'''
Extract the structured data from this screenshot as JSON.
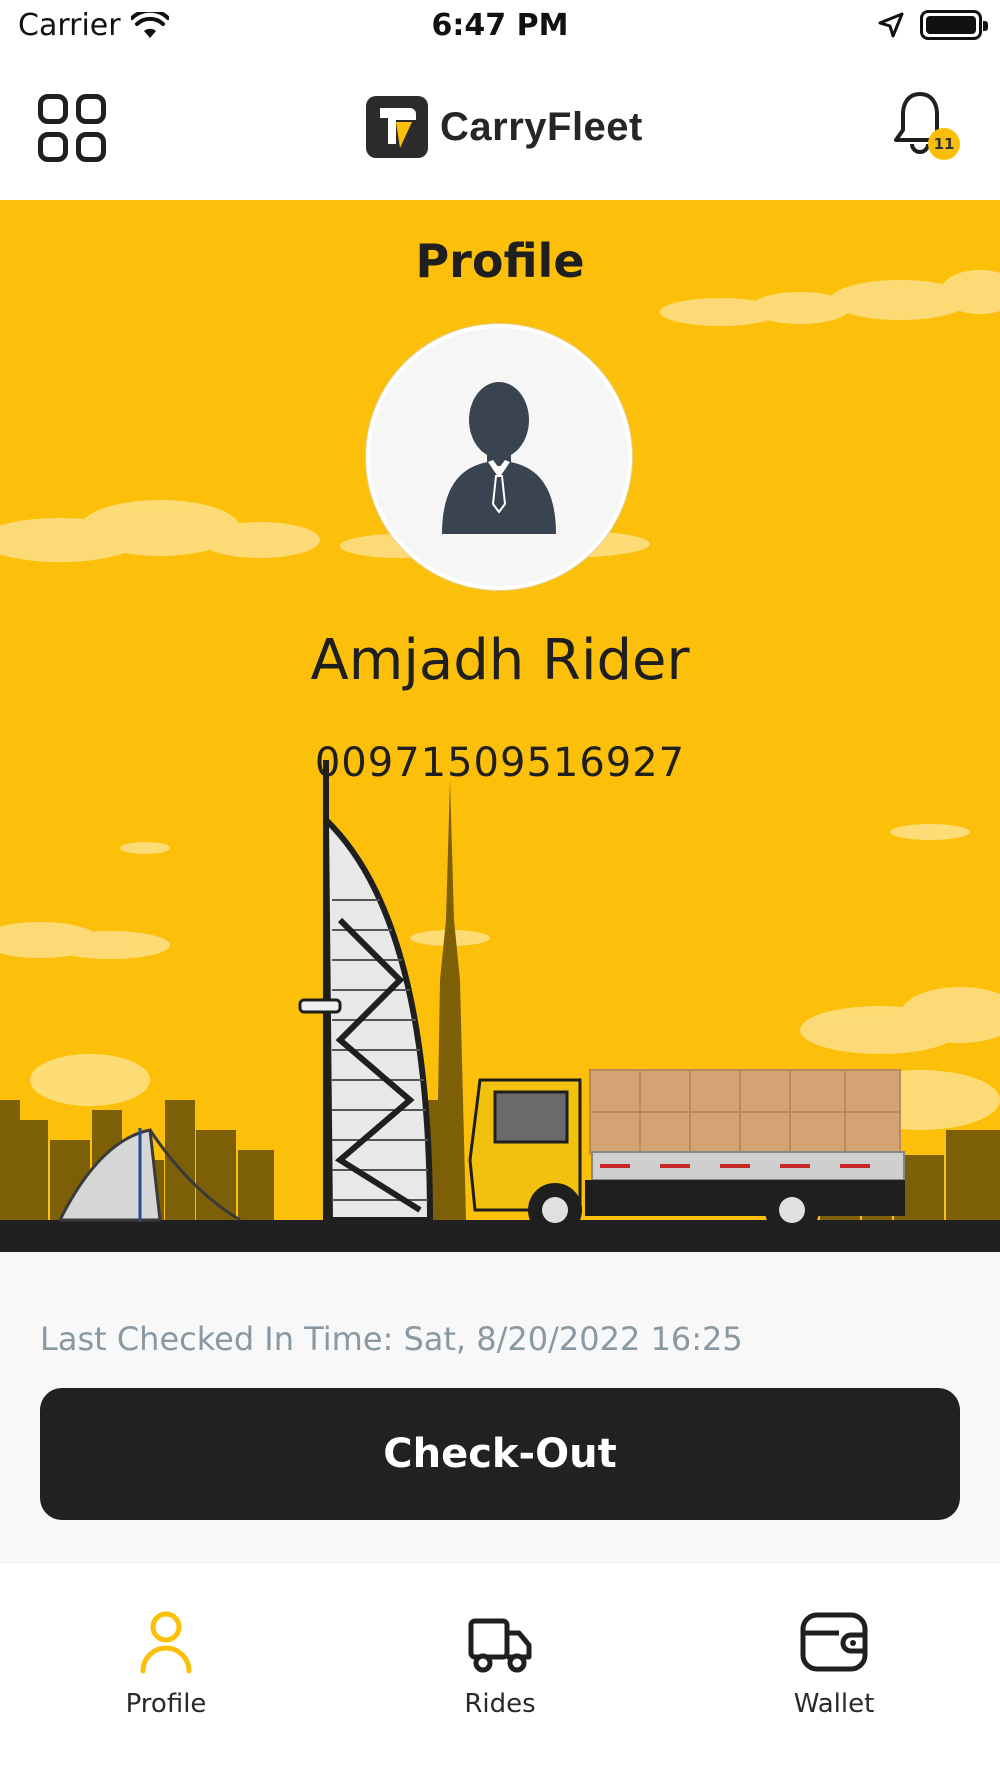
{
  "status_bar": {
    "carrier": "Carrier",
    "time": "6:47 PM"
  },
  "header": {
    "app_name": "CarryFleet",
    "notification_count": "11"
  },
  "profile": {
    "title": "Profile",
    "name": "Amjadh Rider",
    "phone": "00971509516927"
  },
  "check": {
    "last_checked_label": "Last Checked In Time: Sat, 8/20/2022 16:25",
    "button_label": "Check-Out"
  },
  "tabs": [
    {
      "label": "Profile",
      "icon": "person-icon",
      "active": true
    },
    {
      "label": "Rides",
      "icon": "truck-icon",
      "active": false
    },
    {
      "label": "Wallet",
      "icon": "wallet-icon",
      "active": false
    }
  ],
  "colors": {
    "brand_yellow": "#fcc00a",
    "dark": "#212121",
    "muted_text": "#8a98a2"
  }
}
'''
* _Exercise description_
Drop the images and quote the entries word for word.

* _Exercise response_
Extract the structured data from this screenshot as JSON.
{
  "status_bar": {
    "carrier": "Carrier",
    "time": "6:47 PM"
  },
  "header": {
    "app_name": "CarryFleet",
    "notification_count": "11"
  },
  "profile": {
    "title": "Profile",
    "name": "Amjadh Rider",
    "phone": "00971509516927"
  },
  "check": {
    "last_checked_label": "Last Checked In Time: Sat, 8/20/2022 16:25",
    "button_label": "Check-Out"
  },
  "tabs": [
    {
      "label": "Profile",
      "icon": "person-icon",
      "active": true
    },
    {
      "label": "Rides",
      "icon": "truck-icon",
      "active": false
    },
    {
      "label": "Wallet",
      "icon": "wallet-icon",
      "active": false
    }
  ],
  "colors": {
    "brand_yellow": "#fcc00a",
    "dark": "#212121",
    "muted_text": "#8a98a2"
  }
}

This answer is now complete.